YOUR OBJECTIVE.
Write the entries below out again exactly; any picture in them stays out.

PROVIDED INFORMATION.
···
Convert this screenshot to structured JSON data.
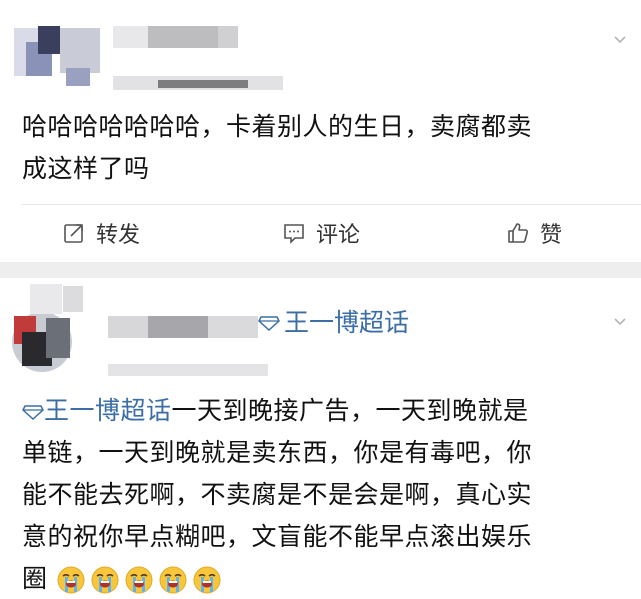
{
  "post1": {
    "text_line1": "哈哈哈哈哈哈哈，卡着别人的生日，卖腐都卖",
    "text_line2": "成这样了吗",
    "actions": {
      "repost_label": "转发",
      "comment_label": "评论",
      "like_label": "赞"
    }
  },
  "post2": {
    "topic_tag": "王一博超话",
    "text_lines": [
      "一天到晚接广告，一天到晚就是",
      "单链，一天到晚就是卖东西，你是有毒吧，你",
      "能不能去死啊，不卖腐是不是会是啊，真心实",
      "意的祝你早点糊吧，文盲能不能早点滚出娱乐",
      "圈"
    ],
    "inline_topic": "王一博超话",
    "emoji_count": 5
  },
  "colors": {
    "topic_blue": "#3a6ea5",
    "separator_gray": "#eeeeee"
  },
  "icons": [
    "chevron-down-icon",
    "repost-icon",
    "comment-icon",
    "like-icon",
    "super-topic-diamond-icon",
    "crying-emoji-icon"
  ]
}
···
THE SOLUTION.
Convert this screenshot to structured JSON data.
{
  "post1": {
    "text_line1": "哈哈哈哈哈哈哈，卡着别人的生日，卖腐都卖",
    "text_line2": "成这样了吗",
    "actions": {
      "repost_label": "转发",
      "comment_label": "评论",
      "like_label": "赞"
    }
  },
  "post2": {
    "topic_tag": "王一博超话",
    "text_lines": [
      "一天到晚接广告，一天到晚就是",
      "单链，一天到晚就是卖东西，你是有毒吧，你",
      "能不能去死啊，不卖腐是不是会是啊，真心实",
      "意的祝你早点糊吧，文盲能不能早点滚出娱乐",
      "圈"
    ],
    "inline_topic": "王一博超话",
    "emoji_count": 5
  },
  "colors": {
    "topic_blue": "#3a6ea5",
    "separator_gray": "#eeeeee"
  },
  "icons": [
    "chevron-down-icon",
    "repost-icon",
    "comment-icon",
    "like-icon",
    "super-topic-diamond-icon",
    "crying-emoji-icon"
  ]
}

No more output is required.